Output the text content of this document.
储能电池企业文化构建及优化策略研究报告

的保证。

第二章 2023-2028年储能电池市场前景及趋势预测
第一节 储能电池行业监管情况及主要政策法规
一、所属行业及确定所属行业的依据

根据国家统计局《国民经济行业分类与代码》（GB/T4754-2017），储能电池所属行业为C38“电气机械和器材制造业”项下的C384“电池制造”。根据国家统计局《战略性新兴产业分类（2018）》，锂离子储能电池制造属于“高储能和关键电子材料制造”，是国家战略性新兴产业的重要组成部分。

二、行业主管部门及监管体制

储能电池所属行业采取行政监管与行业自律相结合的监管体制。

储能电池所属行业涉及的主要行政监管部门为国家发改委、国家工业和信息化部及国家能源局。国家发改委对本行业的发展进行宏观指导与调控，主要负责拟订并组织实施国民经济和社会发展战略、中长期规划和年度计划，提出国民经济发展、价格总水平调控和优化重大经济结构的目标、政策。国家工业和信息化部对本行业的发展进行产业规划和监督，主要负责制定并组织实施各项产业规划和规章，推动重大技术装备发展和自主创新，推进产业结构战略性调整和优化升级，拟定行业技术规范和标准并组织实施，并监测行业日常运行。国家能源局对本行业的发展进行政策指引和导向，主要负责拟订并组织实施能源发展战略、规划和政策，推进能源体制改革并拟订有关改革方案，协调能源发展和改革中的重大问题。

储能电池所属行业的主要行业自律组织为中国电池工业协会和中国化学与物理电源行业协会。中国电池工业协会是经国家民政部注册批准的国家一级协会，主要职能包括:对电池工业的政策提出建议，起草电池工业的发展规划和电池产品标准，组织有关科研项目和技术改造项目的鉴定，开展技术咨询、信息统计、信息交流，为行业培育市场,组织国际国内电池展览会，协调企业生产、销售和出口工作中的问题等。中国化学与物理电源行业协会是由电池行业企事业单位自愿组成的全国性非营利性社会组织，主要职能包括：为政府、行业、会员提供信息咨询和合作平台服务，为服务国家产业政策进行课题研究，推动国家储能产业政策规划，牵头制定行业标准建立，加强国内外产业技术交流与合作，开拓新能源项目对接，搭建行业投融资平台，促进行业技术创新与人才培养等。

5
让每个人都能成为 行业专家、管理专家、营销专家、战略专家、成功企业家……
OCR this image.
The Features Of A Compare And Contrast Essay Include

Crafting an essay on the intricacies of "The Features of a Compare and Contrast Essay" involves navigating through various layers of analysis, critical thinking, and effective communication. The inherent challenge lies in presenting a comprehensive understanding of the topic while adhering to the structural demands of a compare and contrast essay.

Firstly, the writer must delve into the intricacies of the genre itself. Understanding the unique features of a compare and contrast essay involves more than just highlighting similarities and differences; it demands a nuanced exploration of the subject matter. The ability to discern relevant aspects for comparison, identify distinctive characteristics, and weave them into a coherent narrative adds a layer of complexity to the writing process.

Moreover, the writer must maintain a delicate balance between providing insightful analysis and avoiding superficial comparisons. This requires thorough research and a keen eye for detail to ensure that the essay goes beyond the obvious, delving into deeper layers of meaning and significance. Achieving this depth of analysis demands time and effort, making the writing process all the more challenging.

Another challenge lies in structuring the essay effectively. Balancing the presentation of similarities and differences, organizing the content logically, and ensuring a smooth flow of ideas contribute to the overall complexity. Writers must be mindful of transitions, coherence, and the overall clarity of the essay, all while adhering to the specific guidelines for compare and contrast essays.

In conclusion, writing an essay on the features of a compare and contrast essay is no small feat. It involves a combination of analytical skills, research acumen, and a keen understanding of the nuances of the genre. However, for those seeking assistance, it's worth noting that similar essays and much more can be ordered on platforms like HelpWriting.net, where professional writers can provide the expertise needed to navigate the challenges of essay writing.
========
Produce a verbatim transcription of the entries above.

Output the text content of this document.
储能电池企业文化构建及优化策略研究报告

的保证。

第二章 2023-2028年储能电池市场前景及趋势预测
第一节 储能电池行业监管情况及主要政策法规
一、所属行业及确定所属行业的依据

根据国家统计局《国民经济行业分类与代码》（GB/T4754-2017），储能电池所属行业为C38“电气机械和器材制造业”项下的C384“电池制造”。根据国家统计局《战略性新兴产业分类（2018）》，锂离子储能电池制造属于“高储能和关键电子材料制造”，是国家战略性新兴产业的重要组成部分。

二、行业主管部门及监管体制

储能电池所属行业采取行政监管与行业自律相结合的监管体制。

储能电池所属行业涉及的主要行政监管部门为国家发改委、国家工业和信息化部及国家能源局。国家发改委对本行业的发展进行宏观指导与调控，主要负责拟订并组织实施国民经济和社会发展战略、中长期规划和年度计划，提出国民经济发展、价格总水平调控和优化重大经济结构的目标、政策。国家工业和信息化部对本行业的发展进行产业规划和监督，主要负责制定并组织实施各项产业规划和规章，推动重大技术装备发展和自主创新，推进产业结构战略性调整和优化升级，拟定行业技术规范和标准并组织实施，并监测行业日常运行。国家能源局对本行业的发展进行政策指引和导向，主要负责拟订并组织实施能源发展战略、规划和政策，推进能源体制改革并拟订有关改革方案，协调能源发展和改革中的重大问题。

储能电池所属行业的主要行业自律组织为中国电池工业协会和中国化学与物理电源行业协会。中国电池工业协会是经国家民政部注册批准的国家一级协会，主要职能包括:对电池工业的政策提出建议，起草电池工业的发展规划和电池产品标准，组织有关科研项目和技术改造项目的鉴定，开展技术咨询、信息统计、信息交流，为行业培育市场,组织国际国内电池展览会，协调企业生产、销售和出口工作中的问题等。中国化学与物理电源行业协会是由电池行业企事业单位自愿组成的全国性非营利性社会组织，主要职能包括：为政府、行业、会员提供信息咨询和合作平台服务，为服务国家产业政策进行课题研究，推动国家储能产业政策规划，牵头制定行业标准建立，加强国内外产业技术交流与合作，开拓新能源项目对接，搭建行业投融资平台，促进行业技术创新与人才培养等。

5
让每个人都能成为 行业专家、管理专家、营销专家、战略专家、成功企业家……
OCR this image.
The Features Of A Compare And Contrast Essay Include

Crafting an essay on the intricacies of "The Features of a Compare and Contrast Essay" involves navigating through various layers of analysis, critical thinking, and effective communication. The inherent challenge lies in presenting a comprehensive understanding of the topic while adhering to the structural demands of a compare and contrast essay.

Firstly, the writer must delve into the intricacies of the genre itself. Understanding the unique features of a compare and contrast essay involves more than just highlighting similarities and differences; it demands a nuanced exploration of the subject matter. The ability to discern relevant aspects for comparison, identify distinctive characteristics, and weave them into a coherent narrative adds a layer of complexity to the writing process.

Moreover, the writer must maintain a delicate balance between providing insightful analysis and avoiding superficial comparisons. This requires thorough research and a keen eye for detail to ensure that the essay goes beyond the obvious, delving into deeper layers of meaning and significance. Achieving this depth of analysis demands time and effort, making the writing process all the more challenging.

Another challenge lies in structuring the essay effectively. Balancing the presentation of similarities and differences, organizing the content logically, and ensuring a smooth flow of ideas contribute to the overall complexity. Writers must be mindful of transitions, coherence, and the overall clarity of the essay, all while adhering to the specific guidelines for compare and contrast essays.

In conclusion, writing an essay on the features of a compare and contrast essay is no small feat. It involves a combination of analytical skills, research acumen, and a keen understanding of the nuances of the genre. However, for those seeking assistance, it's worth noting that similar essays and much more can be ordered on platforms like HelpWriting.net, where professional writers can provide the expertise needed to navigate the challenges of essay writing.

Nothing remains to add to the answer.